PROVIDED RECORDS:
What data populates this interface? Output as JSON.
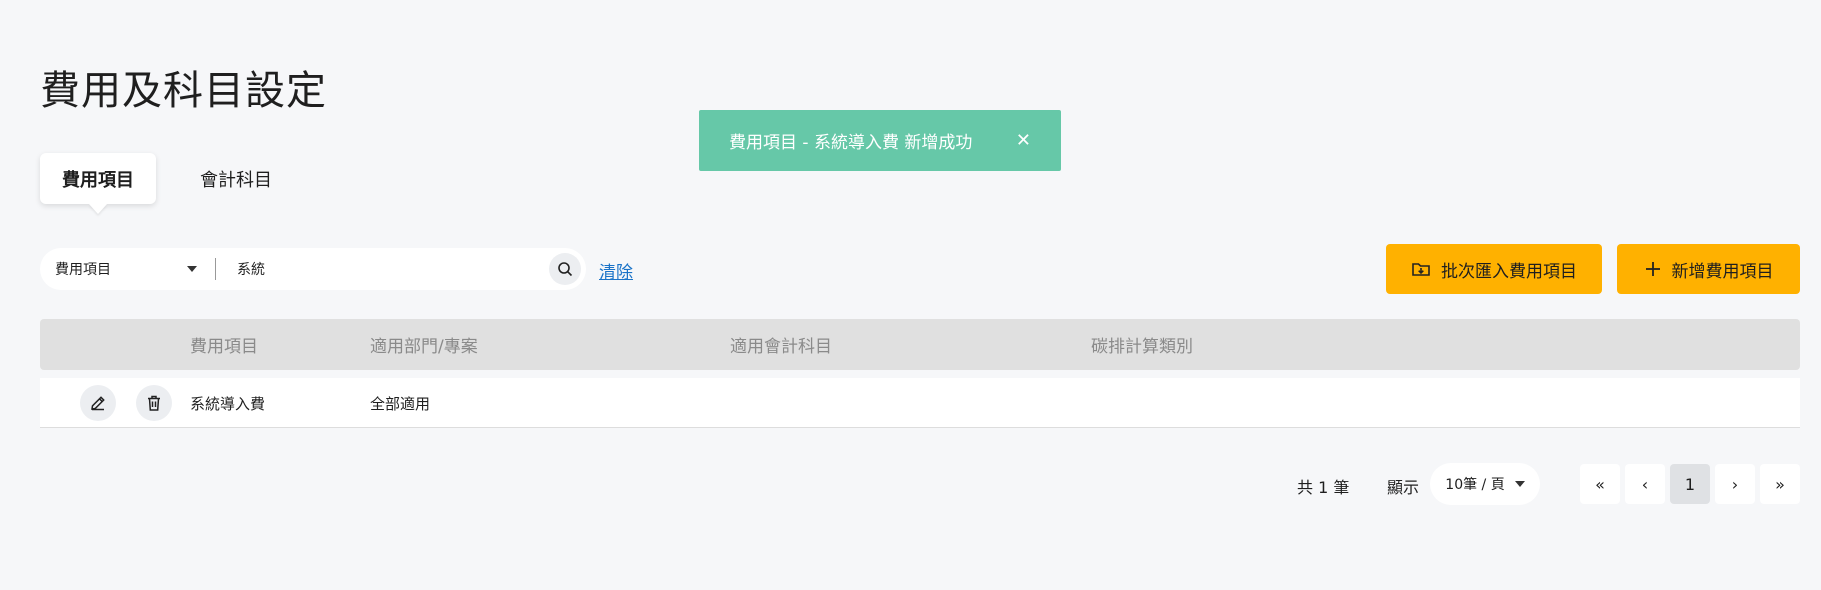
{
  "page_title": "費用及科目設定",
  "toast": {
    "message": "費用項目 - 系統導入費 新增成功",
    "close_icon": "close-icon",
    "color": "#66c8a8"
  },
  "tabs": [
    {
      "label": "費用項目",
      "active": true
    },
    {
      "label": "會計科目",
      "active": false
    }
  ],
  "filter": {
    "field_selected": "費用項目",
    "search_value": "系統",
    "clear_label": "清除"
  },
  "actions": {
    "import_label": "批次匯入費用項目",
    "add_label": "新增費用項目",
    "accent_color": "#ffb100"
  },
  "table": {
    "columns": [
      "費用項目",
      "適用部門/專案",
      "適用會計科目",
      "碳排計算類別"
    ],
    "rows": [
      {
        "item": "系統導入費",
        "department": "全部適用",
        "account": "",
        "carbon_category": ""
      }
    ]
  },
  "pagination": {
    "total_label": "共 1 筆",
    "show_label": "顯示",
    "page_size": "10筆 / 頁",
    "first": "«",
    "prev": "‹",
    "current_page": "1",
    "next": "›",
    "last": "»"
  }
}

AIM OF THE TASK: All entries are to be retyped exactly. Omit any embedded images.

FINAL ANSWER:
What data populates this interface? Output as JSON.
{
  "page_title": "費用及科目設定",
  "toast": {
    "message": "費用項目 - 系統導入費 新增成功",
    "close_icon": "close-icon",
    "color": "#66c8a8"
  },
  "tabs": [
    {
      "label": "費用項目",
      "active": true
    },
    {
      "label": "會計科目",
      "active": false
    }
  ],
  "filter": {
    "field_selected": "費用項目",
    "search_value": "系統",
    "clear_label": "清除"
  },
  "actions": {
    "import_label": "批次匯入費用項目",
    "add_label": "新增費用項目",
    "accent_color": "#ffb100"
  },
  "table": {
    "columns": [
      "費用項目",
      "適用部門/專案",
      "適用會計科目",
      "碳排計算類別"
    ],
    "rows": [
      {
        "item": "系統導入費",
        "department": "全部適用",
        "account": "",
        "carbon_category": ""
      }
    ]
  },
  "pagination": {
    "total_label": "共 1 筆",
    "show_label": "顯示",
    "page_size": "10筆 / 頁",
    "first": "«",
    "prev": "‹",
    "current_page": "1",
    "next": "›",
    "last": "»"
  }
}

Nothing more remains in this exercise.